(Figure content listings)
========
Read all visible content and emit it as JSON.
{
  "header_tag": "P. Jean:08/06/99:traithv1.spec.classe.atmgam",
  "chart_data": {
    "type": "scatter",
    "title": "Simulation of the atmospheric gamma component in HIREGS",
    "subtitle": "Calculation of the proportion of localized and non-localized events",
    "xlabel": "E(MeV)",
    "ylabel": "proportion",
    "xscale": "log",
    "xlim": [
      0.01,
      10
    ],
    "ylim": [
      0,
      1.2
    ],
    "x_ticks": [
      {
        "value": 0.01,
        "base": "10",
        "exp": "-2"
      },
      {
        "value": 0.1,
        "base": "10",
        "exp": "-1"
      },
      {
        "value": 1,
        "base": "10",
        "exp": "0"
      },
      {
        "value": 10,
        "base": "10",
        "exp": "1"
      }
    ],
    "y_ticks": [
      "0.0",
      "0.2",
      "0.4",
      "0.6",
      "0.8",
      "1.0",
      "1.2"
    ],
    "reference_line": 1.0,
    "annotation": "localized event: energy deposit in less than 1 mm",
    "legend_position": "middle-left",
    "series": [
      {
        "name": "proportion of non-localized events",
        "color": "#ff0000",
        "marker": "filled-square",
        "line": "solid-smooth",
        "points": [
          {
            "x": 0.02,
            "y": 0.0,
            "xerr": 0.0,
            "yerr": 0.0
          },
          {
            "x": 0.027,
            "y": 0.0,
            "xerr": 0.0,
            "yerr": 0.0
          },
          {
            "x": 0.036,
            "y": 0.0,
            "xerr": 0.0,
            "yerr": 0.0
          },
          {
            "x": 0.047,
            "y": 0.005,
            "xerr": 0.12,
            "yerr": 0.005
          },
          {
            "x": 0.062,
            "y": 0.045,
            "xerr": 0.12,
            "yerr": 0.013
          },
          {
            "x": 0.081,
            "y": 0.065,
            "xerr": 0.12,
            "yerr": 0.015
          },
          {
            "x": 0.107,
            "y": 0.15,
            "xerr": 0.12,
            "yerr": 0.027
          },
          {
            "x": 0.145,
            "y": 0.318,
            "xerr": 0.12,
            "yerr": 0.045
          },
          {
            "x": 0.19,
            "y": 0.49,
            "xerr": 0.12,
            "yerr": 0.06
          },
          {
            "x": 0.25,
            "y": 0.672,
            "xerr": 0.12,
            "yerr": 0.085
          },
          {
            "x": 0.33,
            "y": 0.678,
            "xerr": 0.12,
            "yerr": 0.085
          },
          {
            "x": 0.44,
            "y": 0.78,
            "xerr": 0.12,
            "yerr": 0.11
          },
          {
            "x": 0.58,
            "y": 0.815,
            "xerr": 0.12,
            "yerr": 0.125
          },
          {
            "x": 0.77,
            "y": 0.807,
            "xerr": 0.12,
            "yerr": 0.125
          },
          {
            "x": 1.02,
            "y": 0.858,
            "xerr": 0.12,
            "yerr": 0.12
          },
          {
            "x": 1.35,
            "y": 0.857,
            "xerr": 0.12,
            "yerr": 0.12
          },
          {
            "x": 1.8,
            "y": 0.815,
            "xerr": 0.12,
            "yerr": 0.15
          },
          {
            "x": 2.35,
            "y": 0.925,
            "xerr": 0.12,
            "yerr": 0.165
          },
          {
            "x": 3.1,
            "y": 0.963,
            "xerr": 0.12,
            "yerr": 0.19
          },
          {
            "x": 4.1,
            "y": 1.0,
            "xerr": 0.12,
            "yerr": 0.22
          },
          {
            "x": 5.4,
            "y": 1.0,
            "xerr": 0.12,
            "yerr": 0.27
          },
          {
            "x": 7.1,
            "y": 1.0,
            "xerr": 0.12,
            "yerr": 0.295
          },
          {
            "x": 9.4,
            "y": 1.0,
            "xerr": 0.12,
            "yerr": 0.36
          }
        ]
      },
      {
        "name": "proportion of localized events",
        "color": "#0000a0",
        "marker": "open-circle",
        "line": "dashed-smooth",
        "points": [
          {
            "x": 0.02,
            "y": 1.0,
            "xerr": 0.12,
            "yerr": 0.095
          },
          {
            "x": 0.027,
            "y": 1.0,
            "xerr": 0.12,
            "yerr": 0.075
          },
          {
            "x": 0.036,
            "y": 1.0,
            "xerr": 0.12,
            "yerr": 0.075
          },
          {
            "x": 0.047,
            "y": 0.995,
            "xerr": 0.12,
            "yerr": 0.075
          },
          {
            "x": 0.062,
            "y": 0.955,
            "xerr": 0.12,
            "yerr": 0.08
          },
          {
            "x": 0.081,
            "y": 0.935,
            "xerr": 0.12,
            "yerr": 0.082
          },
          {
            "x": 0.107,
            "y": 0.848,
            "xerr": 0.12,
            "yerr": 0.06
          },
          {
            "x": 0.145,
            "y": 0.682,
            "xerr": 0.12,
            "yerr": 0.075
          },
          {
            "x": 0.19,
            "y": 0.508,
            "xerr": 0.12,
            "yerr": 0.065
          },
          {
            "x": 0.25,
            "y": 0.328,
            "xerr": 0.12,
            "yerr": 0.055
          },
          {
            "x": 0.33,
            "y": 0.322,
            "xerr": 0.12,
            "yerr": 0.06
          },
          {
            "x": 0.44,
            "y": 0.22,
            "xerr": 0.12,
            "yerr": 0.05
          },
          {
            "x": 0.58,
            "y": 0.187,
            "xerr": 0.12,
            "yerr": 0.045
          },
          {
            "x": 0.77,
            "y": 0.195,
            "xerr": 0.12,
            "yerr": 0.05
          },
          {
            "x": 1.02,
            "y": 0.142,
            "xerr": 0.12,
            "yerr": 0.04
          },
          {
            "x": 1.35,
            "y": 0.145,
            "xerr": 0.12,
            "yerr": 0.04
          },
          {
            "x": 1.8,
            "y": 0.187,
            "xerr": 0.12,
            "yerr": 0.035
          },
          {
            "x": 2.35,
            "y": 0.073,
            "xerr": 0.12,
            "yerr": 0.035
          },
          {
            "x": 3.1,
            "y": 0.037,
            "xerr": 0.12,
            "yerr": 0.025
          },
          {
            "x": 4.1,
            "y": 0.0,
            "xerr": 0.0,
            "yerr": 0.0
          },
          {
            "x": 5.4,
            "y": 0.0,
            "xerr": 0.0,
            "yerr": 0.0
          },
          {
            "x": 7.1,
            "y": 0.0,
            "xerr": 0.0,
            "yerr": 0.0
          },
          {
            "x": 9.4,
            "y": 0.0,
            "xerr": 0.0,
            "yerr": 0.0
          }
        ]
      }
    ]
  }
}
========
• [EXERCISE TASK] Copy every line in the entries above that has the string "events" in it.

• [EXERCISE RESULT]
    "subtitle": "Calculation of the proportion of localized and non-localized events",
        "name": "proportion of non-localized events",
        "name": "proportion of localized events",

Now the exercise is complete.